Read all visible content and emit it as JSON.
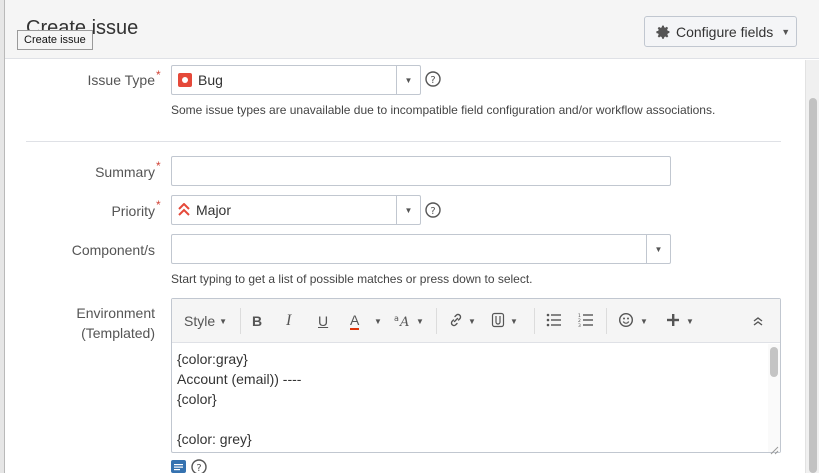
{
  "dialog": {
    "title": "Create issue",
    "tooltip": "Create issue",
    "configure_fields_label": "Configure fields"
  },
  "fields": {
    "issue_type": {
      "label": "Issue Type",
      "value": "Bug",
      "hint": "Some issue types are unavailable due to incompatible field configuration and/or workflow associations.",
      "icon": "bug-icon",
      "icon_color": "#e5493a"
    },
    "summary": {
      "label": "Summary",
      "value": ""
    },
    "priority": {
      "label": "Priority",
      "value": "Major",
      "icon": "priority-major-icon",
      "icon_color": "#e5493a"
    },
    "components": {
      "label": "Component/s",
      "value": "",
      "hint": "Start typing to get a list of possible matches or press down to select."
    },
    "environment": {
      "label_line1": "Environment",
      "label_line2": "(Templated)",
      "toolbar": {
        "style_label": "Style",
        "bold": "B",
        "italic": "I",
        "underline": "U",
        "text_color": "A",
        "text_color_accent": "#de350b"
      },
      "lines": [
        "{color:gray}",
        "Account (email)) ----",
        "{color}",
        "",
        "{color: grey}"
      ]
    }
  },
  "required_marker": "*",
  "colors": {
    "required": "#d04437",
    "wiki_icon": "#3572b0"
  }
}
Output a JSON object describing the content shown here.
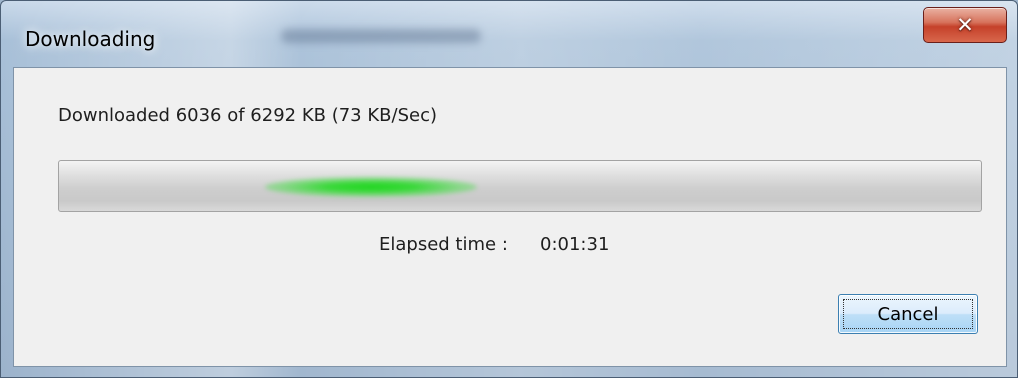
{
  "window": {
    "title": "Downloading",
    "close_icon": "close-icon"
  },
  "status": {
    "text": "Downloaded 6036 of 6292 KB (73 KB/Sec)"
  },
  "progress": {
    "style": "marquee",
    "color": "#22d422"
  },
  "elapsed": {
    "label": "Elapsed time :",
    "value": "0:01:31"
  },
  "buttons": {
    "cancel_label": "Cancel"
  },
  "colors": {
    "close_button": "#c5412a",
    "cancel_border": "#3c7fb1"
  }
}
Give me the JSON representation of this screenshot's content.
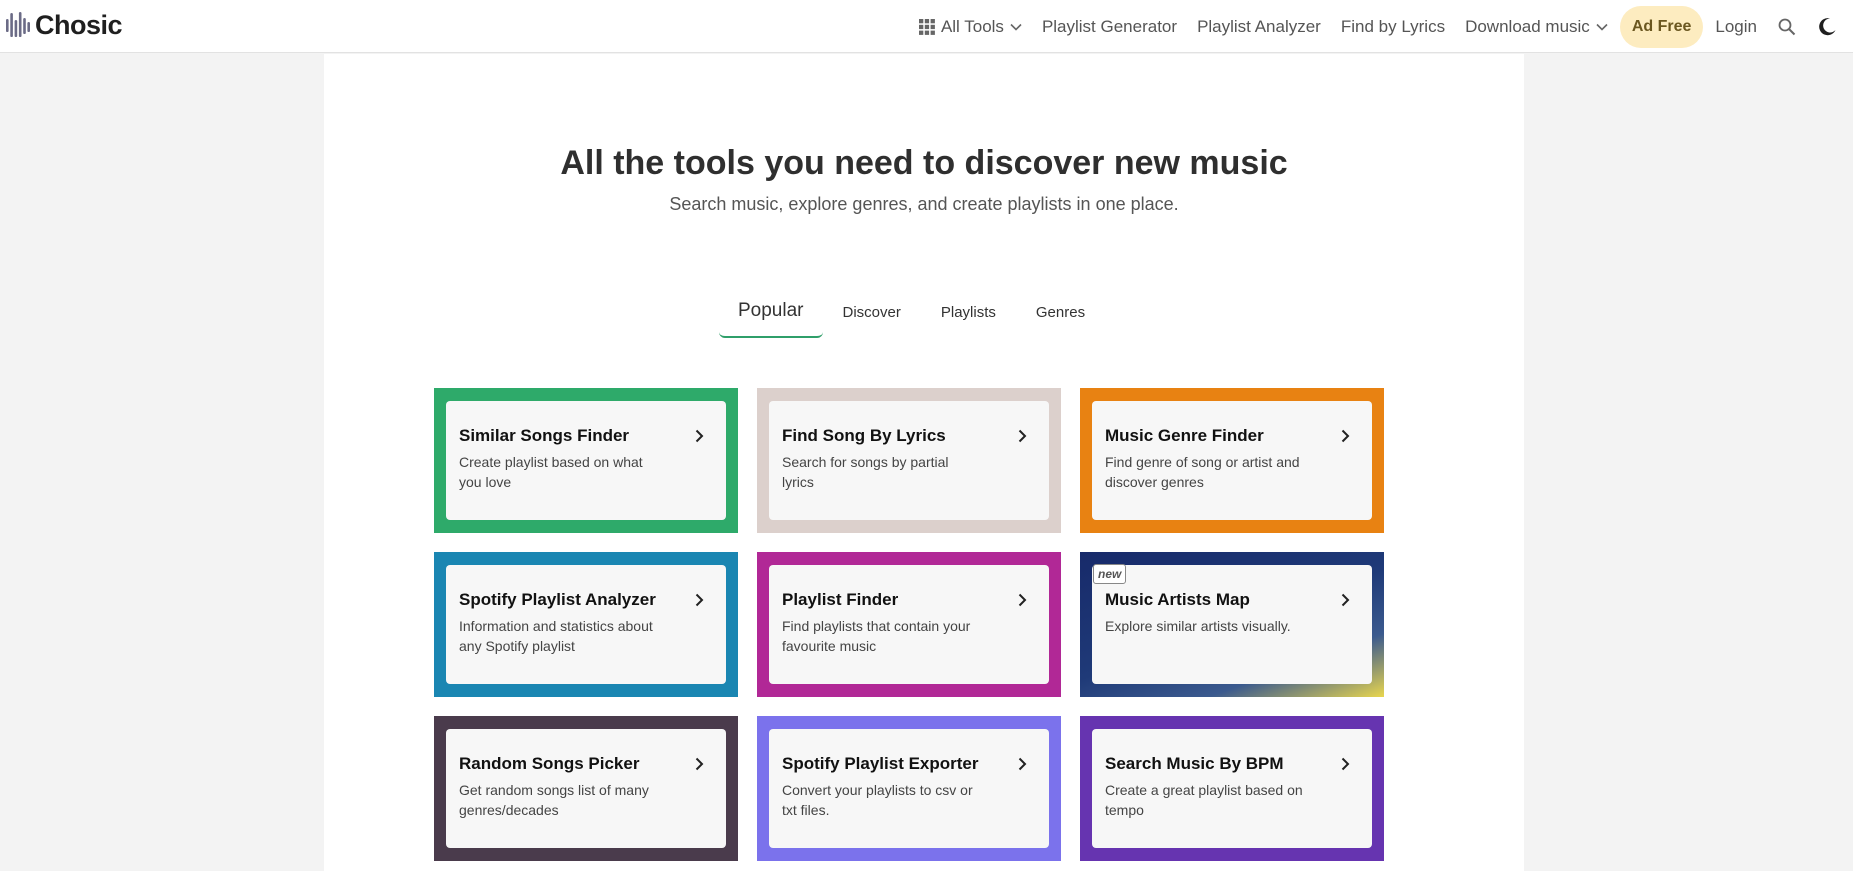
{
  "header": {
    "logo_text": "Chosic",
    "nav": {
      "all_tools": "All Tools",
      "playlist_generator": "Playlist Generator",
      "playlist_analyzer": "Playlist Analyzer",
      "find_by_lyrics": "Find by Lyrics",
      "download_music": "Download music",
      "ad_free": "Ad Free",
      "login": "Login"
    }
  },
  "hero": {
    "title": "All the tools you need to discover new music",
    "subtitle": "Search music, explore genres, and create playlists in one place."
  },
  "tabs": [
    {
      "label": "Popular",
      "active": true
    },
    {
      "label": "Discover",
      "active": false
    },
    {
      "label": "Playlists",
      "active": false
    },
    {
      "label": "Genres",
      "active": false
    }
  ],
  "cards": [
    {
      "title": "Similar Songs Finder",
      "desc": "Create playlist based on what you love",
      "border": "#2eaa6a"
    },
    {
      "title": "Find Song By Lyrics",
      "desc": "Search for songs by partial lyrics",
      "border": "#dcd0cc"
    },
    {
      "title": "Music Genre Finder",
      "desc": "Find genre of song or artist and discover genres",
      "border": "#e88212"
    },
    {
      "title": "Spotify Playlist Analyzer",
      "desc": "Information and statistics about any Spotify playlist",
      "border": "#1a86b2"
    },
    {
      "title": "Playlist Finder",
      "desc": "Find playlists that contain your favourite music",
      "border": "#b12896"
    },
    {
      "title": "Music Artists Map",
      "desc": "Explore similar artists visually.",
      "border": "gradient #172a6a → #e9d64e",
      "badge": "new"
    },
    {
      "title": "Random Songs Picker",
      "desc": "Get random songs list of many genres/decades",
      "border": "#4a3b4c"
    },
    {
      "title": "Spotify Playlist Exporter",
      "desc": "Convert your playlists to csv or txt files.",
      "border": "#7b72ec"
    },
    {
      "title": "Search Music By BPM",
      "desc": "Create a great playlist based on tempo",
      "border": "#6634b0"
    }
  ]
}
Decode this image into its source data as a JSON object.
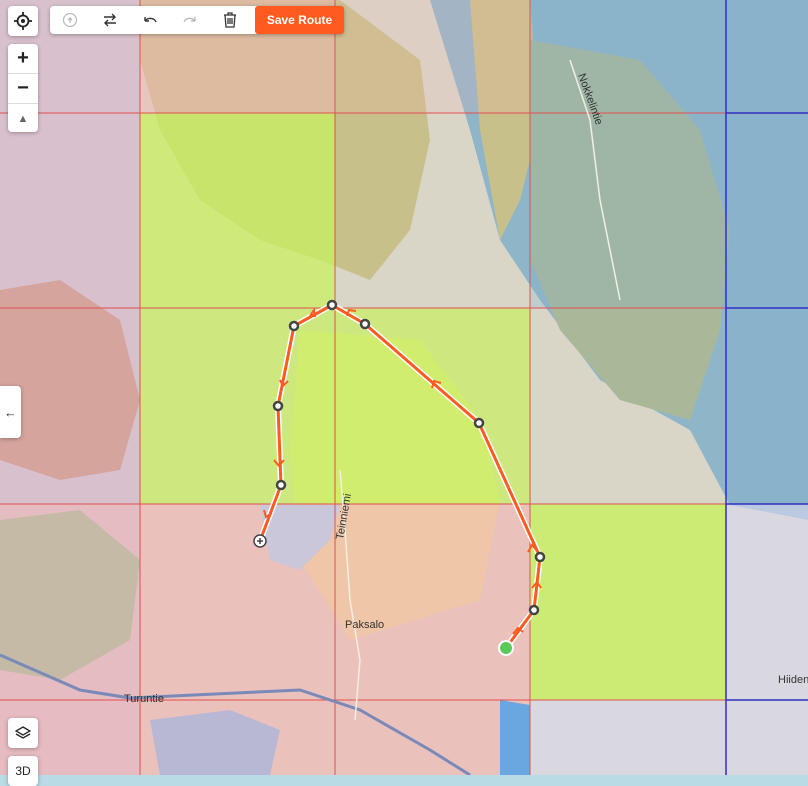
{
  "toolbar": {
    "save_label": "Save Route",
    "icons": [
      "help-icon",
      "reverse-icon",
      "undo-icon",
      "redo-icon",
      "trash-icon"
    ]
  },
  "controls": {
    "zoom_in": "+",
    "zoom_out": "−",
    "compass": "▲",
    "collapse": "←",
    "btn_3d": "3D"
  },
  "map": {
    "labels": {
      "paksalo": "Paksalo",
      "turuntie": "Turuntie",
      "teinniemi": "Teinniemi",
      "nokkelintie": "Nokkelintie",
      "hiiden": "Hiiden"
    },
    "colors": {
      "route": "#ff5a1f",
      "start": "#5ac85a",
      "grid_red": "#e05050",
      "grid_blue": "#3030c0"
    }
  }
}
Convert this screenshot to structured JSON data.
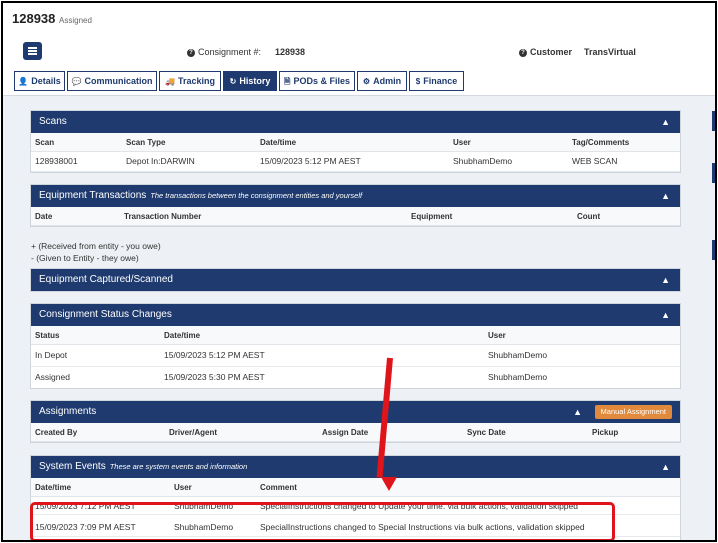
{
  "header": {
    "consignment_id": "128938",
    "status": "Assigned",
    "consignment_label": "Consignment #:",
    "consignment_value": "128938",
    "customer_label": "Customer",
    "customer_value": "TransVirtual"
  },
  "tabs": [
    {
      "icon": "user-icon",
      "glyph": "👤",
      "label": "Details"
    },
    {
      "icon": "chat-icon",
      "glyph": "💬",
      "label": "Communication"
    },
    {
      "icon": "truck-icon",
      "glyph": "🚚",
      "label": "Tracking"
    },
    {
      "icon": "history-icon",
      "glyph": "↻",
      "label": "History"
    },
    {
      "icon": "document-icon",
      "glyph": "🗎",
      "label": "PODs & Files"
    },
    {
      "icon": "gear-icon",
      "glyph": "⚙",
      "label": "Admin"
    },
    {
      "icon": "dollar-icon",
      "glyph": "$",
      "label": "Finance"
    }
  ],
  "active_tab": "History",
  "scans": {
    "title": "Scans",
    "columns": [
      "Scan",
      "Scan Type",
      "Date/time",
      "User",
      "Tag/Comments"
    ],
    "rows": [
      [
        "128938001",
        "Depot In:DARWIN",
        "15/09/2023 5:12 PM AEST",
        "ShubhamDemo",
        "WEB SCAN"
      ]
    ]
  },
  "equipment": {
    "title": "Equipment Transactions",
    "subtitle": "The transactions between the consignment entities and yourself",
    "columns": [
      "Date",
      "Transaction Number",
      "Equipment",
      "Count"
    ]
  },
  "notes": {
    "received": "+ (Received from entity - you owe)",
    "given": "- (Given to Entity - they owe)"
  },
  "equipment_captured": {
    "title": "Equipment Captured/Scanned"
  },
  "status_changes": {
    "title": "Consignment Status Changes",
    "columns": [
      "Status",
      "Date/time",
      "User"
    ],
    "rows": [
      [
        "In Depot",
        "15/09/2023 5:12 PM AEST",
        "ShubhamDemo"
      ],
      [
        "Assigned",
        "15/09/2023 5:30 PM AEST",
        "ShubhamDemo"
      ]
    ]
  },
  "assignments": {
    "title": "Assignments",
    "button": "Manual Assignment",
    "columns": [
      "Created By",
      "Driver/Agent",
      "Assign Date",
      "Sync Date",
      "Pickup"
    ]
  },
  "system_events": {
    "title": "System Events",
    "subtitle": "These are system events and information",
    "columns": [
      "Date/time",
      "User",
      "Comment"
    ],
    "rows": [
      [
        "15/09/2023 7:12 PM AEST",
        "ShubhamDemo",
        "SpecialInstructions changed to Update your time. via bulk actions, validation skipped"
      ],
      [
        "15/09/2023 7:09 PM AEST",
        "ShubhamDemo",
        "SpecialInstructions changed to Special Instructions via bulk actions, validation skipped"
      ]
    ]
  },
  "annotation_color": "#e0141b",
  "accent_color": "#1e3a6e",
  "button_color": "#e28a3b"
}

• TASK TO COMPLETE: Exactly how many lines contain "Spotify"? State the number and nothing else.

• RESULT FOR THIS TASK: 3